Stated exercise:
Please print all of the material below, word for word.

Material supplied:
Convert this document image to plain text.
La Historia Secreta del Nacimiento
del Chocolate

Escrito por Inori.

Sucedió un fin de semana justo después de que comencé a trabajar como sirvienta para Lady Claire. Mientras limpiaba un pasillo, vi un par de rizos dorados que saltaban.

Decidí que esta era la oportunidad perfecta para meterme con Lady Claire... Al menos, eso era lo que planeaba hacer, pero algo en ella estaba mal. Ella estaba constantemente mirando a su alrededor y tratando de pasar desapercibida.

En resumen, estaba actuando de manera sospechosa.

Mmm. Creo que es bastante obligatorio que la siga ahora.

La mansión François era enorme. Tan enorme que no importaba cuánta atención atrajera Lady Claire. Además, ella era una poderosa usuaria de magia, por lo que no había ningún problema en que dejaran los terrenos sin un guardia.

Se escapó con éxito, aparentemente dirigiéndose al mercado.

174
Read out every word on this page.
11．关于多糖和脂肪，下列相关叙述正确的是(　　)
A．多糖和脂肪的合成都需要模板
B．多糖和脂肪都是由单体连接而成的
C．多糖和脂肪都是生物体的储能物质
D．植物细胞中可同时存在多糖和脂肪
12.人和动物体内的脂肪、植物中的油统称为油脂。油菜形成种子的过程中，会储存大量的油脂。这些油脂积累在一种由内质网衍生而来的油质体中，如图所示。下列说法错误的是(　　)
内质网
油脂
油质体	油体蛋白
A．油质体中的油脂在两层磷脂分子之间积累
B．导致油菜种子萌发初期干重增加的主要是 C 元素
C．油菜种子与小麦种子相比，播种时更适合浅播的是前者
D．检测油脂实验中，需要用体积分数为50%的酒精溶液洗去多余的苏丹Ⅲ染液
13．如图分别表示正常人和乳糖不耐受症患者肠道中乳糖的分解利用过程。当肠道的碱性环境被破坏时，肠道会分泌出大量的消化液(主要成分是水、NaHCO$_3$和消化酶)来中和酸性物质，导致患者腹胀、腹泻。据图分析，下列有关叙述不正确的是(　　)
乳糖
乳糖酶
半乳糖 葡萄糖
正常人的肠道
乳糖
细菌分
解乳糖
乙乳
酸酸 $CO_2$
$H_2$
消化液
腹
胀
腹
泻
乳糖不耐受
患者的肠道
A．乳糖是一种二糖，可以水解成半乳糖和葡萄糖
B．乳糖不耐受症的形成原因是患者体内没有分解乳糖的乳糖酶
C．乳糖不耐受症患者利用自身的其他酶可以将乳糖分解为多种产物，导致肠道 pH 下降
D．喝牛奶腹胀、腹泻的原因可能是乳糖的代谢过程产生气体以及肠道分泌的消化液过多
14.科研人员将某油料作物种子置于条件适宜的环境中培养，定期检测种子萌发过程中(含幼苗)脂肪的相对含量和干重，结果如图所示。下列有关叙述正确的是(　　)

Problem solution:
Convert this document image to plain text.
La Historia Secreta del Nacimiento
del Chocolate

Escrito por Inori.

Sucedió un fin de semana justo después de que comencé a trabajar como sirvienta para Lady Claire. Mientras limpiaba un pasillo, vi un par de rizos dorados que saltaban.

Decidí que esta era la oportunidad perfecta para meterme con Lady Claire... Al menos, eso era lo que planeaba hacer, pero algo en ella estaba mal. Ella estaba constantemente mirando a su alrededor y tratando de pasar desapercibida.

En resumen, estaba actuando de manera sospechosa.

Mmm. Creo que es bastante obligatorio que la siga ahora.

La mansión François era enorme. Tan enorme que no importaba cuánta atención atrajera Lady Claire. Además, ella era una poderosa usuaria de magia, por lo que no había ningún problema en que dejaran los terrenos sin un guardia.

Se escapó con éxito, aparentemente dirigiéndose al mercado.

174
Read out every word on this page.
11．关于多糖和脂肪，下列相关叙述正确的是(　　)
A．多糖和脂肪的合成都需要模板
B．多糖和脂肪都是由单体连接而成的
C．多糖和脂肪都是生物体的储能物质
D．植物细胞中可同时存在多糖和脂肪
12.人和动物体内的脂肪、植物中的油统称为油脂。油菜形成种子的过程中，会储存大量的油脂。这些油脂积累在一种由内质网衍生而来的油质体中，如图所示。下列说法错误的是(　　)
内质网
油脂
油质体	油体蛋白
A．油质体中的油脂在两层磷脂分子之间积累
B．导致油菜种子萌发初期干重增加的主要是 C 元素
C．油菜种子与小麦种子相比，播种时更适合浅播的是前者
D．检测油脂实验中，需要用体积分数为50%的酒精溶液洗去多余的苏丹Ⅲ染液
13．如图分别表示正常人和乳糖不耐受症患者肠道中乳糖的分解利用过程。当肠道的碱性环境被破坏时，肠道会分泌出大量的消化液(主要成分是水、NaHCO$_3$和消化酶)来中和酸性物质，导致患者腹胀、腹泻。据图分析，下列有关叙述不正确的是(　　)
乳糖
乳糖酶
半乳糖 葡萄糖
正常人的肠道
乳糖
细菌分
解乳糖
乙乳
酸酸 $CO_2$
$H_2$
消化液
腹
胀
腹
泻
乳糖不耐受
患者的肠道
A．乳糖是一种二糖，可以水解成半乳糖和葡萄糖
B．乳糖不耐受症的形成原因是患者体内没有分解乳糖的乳糖酶
C．乳糖不耐受症患者利用自身的其他酶可以将乳糖分解为多种产物，导致肠道 pH 下降
D．喝牛奶腹胀、腹泻的原因可能是乳糖的代谢过程产生气体以及肠道分泌的消化液过多
14.科研人员将某油料作物种子置于条件适宜的环境中培养，定期检测种子萌发过程中(含幼苗)脂肪的相对含量和干重，结果如图所示。下列有关叙述正确的是(　　)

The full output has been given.